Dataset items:
********************
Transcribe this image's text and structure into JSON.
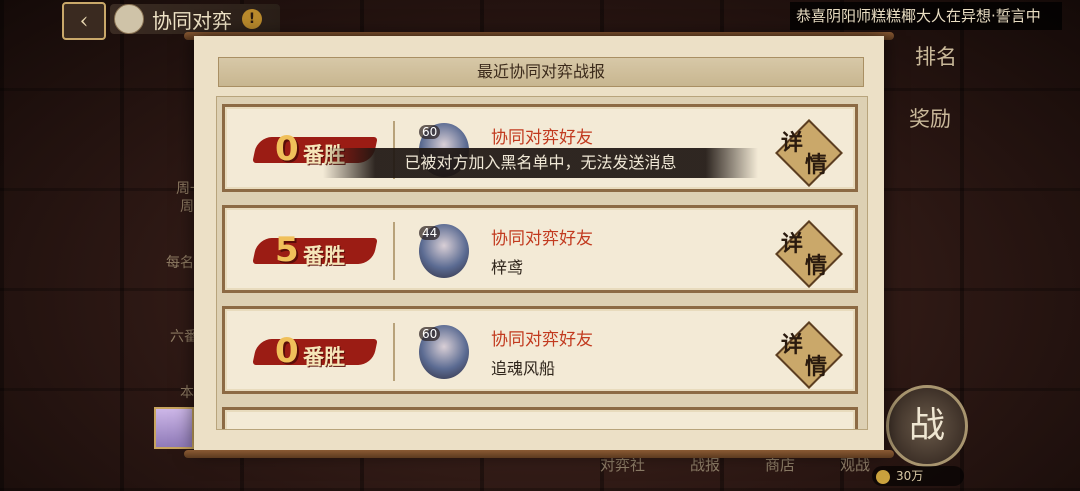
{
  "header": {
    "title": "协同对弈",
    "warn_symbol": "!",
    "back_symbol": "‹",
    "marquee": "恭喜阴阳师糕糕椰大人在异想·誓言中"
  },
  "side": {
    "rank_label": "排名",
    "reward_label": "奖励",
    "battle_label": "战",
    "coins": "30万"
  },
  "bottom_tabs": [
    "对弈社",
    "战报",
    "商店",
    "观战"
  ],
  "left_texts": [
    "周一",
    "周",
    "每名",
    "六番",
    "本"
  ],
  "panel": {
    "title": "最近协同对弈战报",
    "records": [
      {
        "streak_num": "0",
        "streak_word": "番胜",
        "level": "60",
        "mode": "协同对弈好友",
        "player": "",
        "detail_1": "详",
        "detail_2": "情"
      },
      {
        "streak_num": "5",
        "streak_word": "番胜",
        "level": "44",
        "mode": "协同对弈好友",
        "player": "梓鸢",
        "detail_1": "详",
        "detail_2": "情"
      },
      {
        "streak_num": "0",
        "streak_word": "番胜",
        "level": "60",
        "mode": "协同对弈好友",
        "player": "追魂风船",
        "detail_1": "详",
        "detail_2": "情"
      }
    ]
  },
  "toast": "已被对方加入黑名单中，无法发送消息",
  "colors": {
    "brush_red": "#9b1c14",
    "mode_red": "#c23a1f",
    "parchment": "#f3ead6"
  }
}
********************
DO THIS: Leaving the pictures aside, transcribe the entire listing exactly.

RESULT FOR THIS EXERCISE:
Transcribe this image's text and structure into JSON.
{
  "header": {
    "title": "协同对弈",
    "warn_symbol": "!",
    "back_symbol": "‹",
    "marquee": "恭喜阴阳师糕糕椰大人在异想·誓言中"
  },
  "side": {
    "rank_label": "排名",
    "reward_label": "奖励",
    "battle_label": "战",
    "coins": "30万"
  },
  "bottom_tabs": [
    "对弈社",
    "战报",
    "商店",
    "观战"
  ],
  "left_texts": [
    "周一",
    "周",
    "每名",
    "六番",
    "本"
  ],
  "panel": {
    "title": "最近协同对弈战报",
    "records": [
      {
        "streak_num": "0",
        "streak_word": "番胜",
        "level": "60",
        "mode": "协同对弈好友",
        "player": "",
        "detail_1": "详",
        "detail_2": "情"
      },
      {
        "streak_num": "5",
        "streak_word": "番胜",
        "level": "44",
        "mode": "协同对弈好友",
        "player": "梓鸢",
        "detail_1": "详",
        "detail_2": "情"
      },
      {
        "streak_num": "0",
        "streak_word": "番胜",
        "level": "60",
        "mode": "协同对弈好友",
        "player": "追魂风船",
        "detail_1": "详",
        "detail_2": "情"
      }
    ]
  },
  "toast": "已被对方加入黑名单中，无法发送消息",
  "colors": {
    "brush_red": "#9b1c14",
    "mode_red": "#c23a1f",
    "parchment": "#f3ead6"
  }
}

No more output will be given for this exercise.